===== Source information

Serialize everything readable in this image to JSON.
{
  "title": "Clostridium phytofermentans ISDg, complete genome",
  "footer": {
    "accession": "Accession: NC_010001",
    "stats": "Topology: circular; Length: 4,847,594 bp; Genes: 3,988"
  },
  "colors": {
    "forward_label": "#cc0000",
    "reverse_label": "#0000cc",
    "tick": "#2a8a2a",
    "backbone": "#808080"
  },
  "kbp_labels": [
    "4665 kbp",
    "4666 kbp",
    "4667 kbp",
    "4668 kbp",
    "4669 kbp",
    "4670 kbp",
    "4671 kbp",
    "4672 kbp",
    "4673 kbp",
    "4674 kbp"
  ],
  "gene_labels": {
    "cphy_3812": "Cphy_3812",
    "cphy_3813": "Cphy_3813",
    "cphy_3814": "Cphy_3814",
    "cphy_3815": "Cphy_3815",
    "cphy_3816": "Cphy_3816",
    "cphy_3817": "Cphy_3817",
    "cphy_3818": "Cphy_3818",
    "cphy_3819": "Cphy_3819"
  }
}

==========

● **What is being asked**: Every line of the data above should be retyped precisely.

● **Reply**:
Serialize everything readable in this image to JSON.
{
  "title": "Clostridium phytofermentans ISDg, complete genome",
  "footer": {
    "accession": "Accession: NC_010001",
    "stats": "Topology: circular; Length: 4,847,594 bp; Genes: 3,988"
  },
  "colors": {
    "forward_label": "#cc0000",
    "reverse_label": "#0000cc",
    "tick": "#2a8a2a",
    "backbone": "#808080"
  },
  "kbp_labels": [
    "4665 kbp",
    "4666 kbp",
    "4667 kbp",
    "4668 kbp",
    "4669 kbp",
    "4670 kbp",
    "4671 kbp",
    "4672 kbp",
    "4673 kbp",
    "4674 kbp"
  ],
  "gene_labels": {
    "cphy_3812": "Cphy_3812",
    "cphy_3813": "Cphy_3813",
    "cphy_3814": "Cphy_3814",
    "cphy_3815": "Cphy_3815",
    "cphy_3816": "Cphy_3816",
    "cphy_3817": "Cphy_3817",
    "cphy_3818": "Cphy_3818",
    "cphy_3819": "Cphy_3819"
  }
}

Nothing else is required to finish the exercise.